EXCERPT
Data Science Asked by Monta on March 19, 2021
I am reading multiple xml files extracting some data then forming a pandas Dataframe with my data. These are the main steps that I do:
My steps are repeated for all xml files that i have (15gb of initial data that usually have 100MB of valuable text data)
This is my python code for appending data frames in the output excel file:
book = load_workbook('output.xlsx')
writer = pd.ExcelWriter('output.xlsx', engine='openpyxl')
writer.book = book
writer.sheets = {ws.title: ws for ws in book.worksheets}
startrow = writer.sheets['Sheet1'].max_row
output.to_excel(writer, startrow=startrow,index = False, header = False)
writer.save()

WRITTEN REQUEST A
Reproduce the passage of the post starting at "writer.book = book" and ending at "header = False)".

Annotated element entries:
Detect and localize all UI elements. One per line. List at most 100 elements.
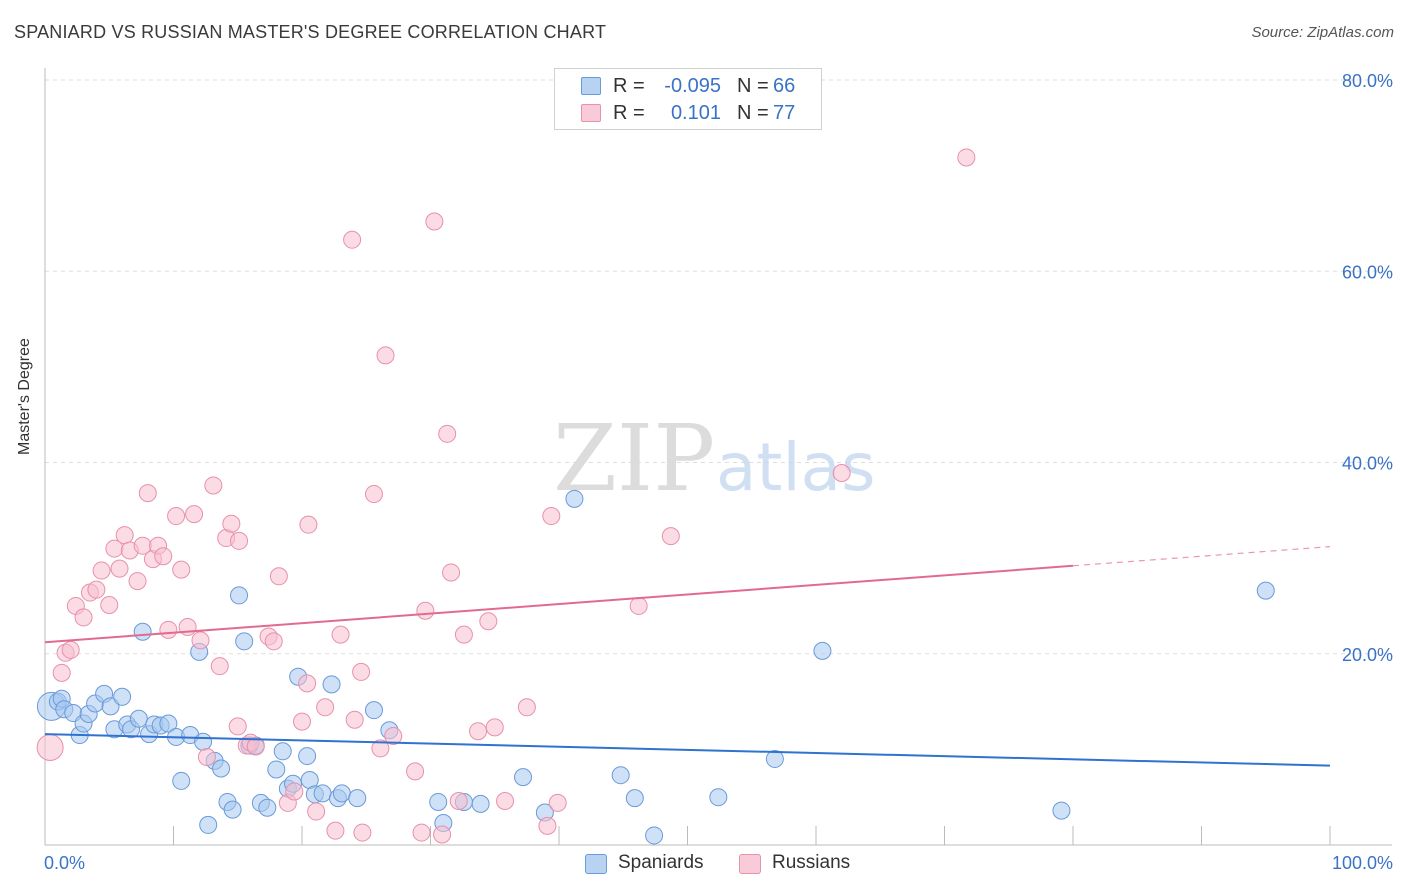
russians-point <box>191 631 210 650</box>
russians-point <box>442 563 461 582</box>
chart-title: SPANIARD VS RUSSIAN MASTER'S DEGREE CORR… <box>14 22 607 42</box>
spaniards-trend-line <box>44 733 1331 767</box>
russians-point <box>331 625 350 644</box>
spaniards-point <box>235 632 254 651</box>
russians-legend-swatch <box>739 854 761 874</box>
russians-point <box>110 559 129 578</box>
russians-point <box>438 424 457 443</box>
spaniards-point <box>332 784 351 803</box>
spaniards-point <box>765 749 784 768</box>
russians-point <box>167 507 186 526</box>
source-label: Source: ZipAtlas.com <box>1251 24 1394 41</box>
spaniards-point <box>298 747 317 766</box>
y-tick-label: 20.0% <box>1342 645 1393 665</box>
russians-trend-extension <box>1072 546 1331 567</box>
russians-point <box>293 712 311 731</box>
russians-point <box>449 792 468 811</box>
spaniards-point <box>611 766 630 785</box>
russians-point <box>138 484 157 503</box>
russians-point <box>517 698 536 717</box>
watermark: ZIP atlas <box>553 405 876 512</box>
gridlines <box>45 79 1392 655</box>
russians-point <box>343 230 362 249</box>
russians-point <box>264 632 283 651</box>
russians-point <box>36 733 64 761</box>
russians-point <box>92 561 111 580</box>
russians-point <box>661 527 680 546</box>
russians-point <box>345 710 364 729</box>
spaniards-legend-label: Spaniards <box>618 852 704 873</box>
spaniards-point <box>223 800 242 819</box>
russians-point <box>115 526 134 545</box>
y-tick-label: 40.0% <box>1342 454 1393 474</box>
x-tick-label-max: 100.0% <box>1332 853 1393 873</box>
russians-point <box>454 625 473 644</box>
spaniards-point <box>258 798 277 817</box>
spaniards-point <box>471 794 490 813</box>
spaniards-point <box>313 784 332 803</box>
spaniards-point <box>129 709 148 728</box>
russians-legend-label: Russians <box>772 852 851 873</box>
russians-point <box>307 802 326 821</box>
russians-point <box>222 514 241 533</box>
trend-lines <box>44 546 1331 767</box>
spaniards-n-label: N = <box>737 75 769 97</box>
russians-n-value: 77 <box>773 102 796 124</box>
spaniards-point <box>429 792 448 811</box>
spaniards-legend-swatch <box>585 854 607 874</box>
russians-point <box>197 748 216 767</box>
russians-point <box>228 717 247 736</box>
russians-point <box>299 515 318 534</box>
russians-points <box>36 148 976 844</box>
russians-trend-line <box>44 564 1074 644</box>
spaniards-point <box>133 622 152 641</box>
spaniards-point <box>101 697 120 716</box>
russians-point <box>285 782 304 801</box>
spaniards-point <box>113 687 132 706</box>
russians-n-label: N = <box>737 102 769 124</box>
russians-point <box>425 212 444 231</box>
axes <box>44 68 1392 846</box>
spaniards-point <box>565 489 584 508</box>
russians-point <box>384 726 403 745</box>
spaniards-r-value: -0.095 <box>664 75 721 97</box>
russians-point <box>412 823 431 842</box>
russians-point <box>957 148 976 167</box>
russians-point <box>485 718 504 737</box>
spaniards-swatch <box>581 77 601 95</box>
correlation-legend: R = -0.095 N = 66 R = 0.101 N = 77 <box>554 68 822 130</box>
russians-point <box>542 507 561 526</box>
russians-point <box>364 485 383 504</box>
spaniards-point <box>645 826 664 845</box>
russians-point <box>128 572 147 591</box>
russians-point <box>100 595 119 614</box>
spaniards-point <box>1052 801 1071 820</box>
spaniards-point <box>199 815 218 834</box>
russians-point <box>629 596 648 615</box>
russians-point <box>74 608 93 627</box>
spaniards-point <box>322 675 341 694</box>
y-axis-label: Master's Degree <box>16 338 33 455</box>
y-tick-label: 80.0% <box>1342 71 1393 91</box>
spaniards-point <box>709 788 728 807</box>
x-tick-label-min: 0.0% <box>44 853 85 873</box>
spaniards-point <box>172 771 191 790</box>
spaniards-point <box>514 768 533 787</box>
russians-point <box>154 547 173 566</box>
spaniards-n-value: 66 <box>773 75 796 97</box>
russians-point <box>352 662 371 681</box>
spaniards-point <box>267 760 286 779</box>
y-tick-label: 60.0% <box>1342 262 1393 282</box>
russians-point <box>548 793 567 812</box>
watermark-atlas: atlas <box>716 429 876 506</box>
russians-point <box>204 476 223 495</box>
spaniards-point <box>1256 581 1275 600</box>
russians-point <box>479 612 498 631</box>
spaniards-point <box>364 701 383 720</box>
russians-point <box>316 698 335 717</box>
russians-point <box>269 567 288 586</box>
russians-point <box>185 505 204 524</box>
tick-labels: 20.0% 40.0% 60.0% 80.0% 0.0% 100.0% <box>44 71 1393 873</box>
russians-point <box>246 737 265 756</box>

WRITTEN REQUEST B
In the entries, replace "spaniards-point" with "spanish-point" in the lines starting at the one containing "russians-point <box>191 631 210 650</box>" and ending at the one containing "russians-point <box>293 712 311 731</box>", leaving all else unchanged. Return only those lines.

COMPLETE RESPONSE A
writer.book = book
writer.sheets = {ws.title: ws for ws in book.worksheets}
startrow = writer.sheets['Sheet1'].max_row
output.to_excel(writer, startrow=startrow,index = False, header = False)

COMPLETE RESPONSE B
russians-point <box>191 631 210 650</box>
russians-point <box>442 563 461 582</box>
chart-title: SPANIARD VS RUSSIAN MASTER'S DEGREE CORR… <box>14 22 607 42</box>
spaniards-trend-line <box>44 733 1331 767</box>
russians-point <box>331 625 350 644</box>
spanish-point <box>235 632 254 651</box>
russians-legend-swatch <box>739 854 761 874</box>
russians-point <box>110 559 129 578</box>
russians-point <box>438 424 457 443</box>
spanish-point <box>332 784 351 803</box>
spanish-point <box>765 749 784 768</box>
russians-point <box>167 507 186 526</box>
source-label: Source: ZipAtlas.com <box>1251 24 1394 41</box>
spanish-point <box>298 747 317 766</box>
y-tick-label: 20.0% <box>1342 645 1393 665</box>
russians-trend-extension <box>1072 546 1331 567</box>
russians-point <box>293 712 311 731</box>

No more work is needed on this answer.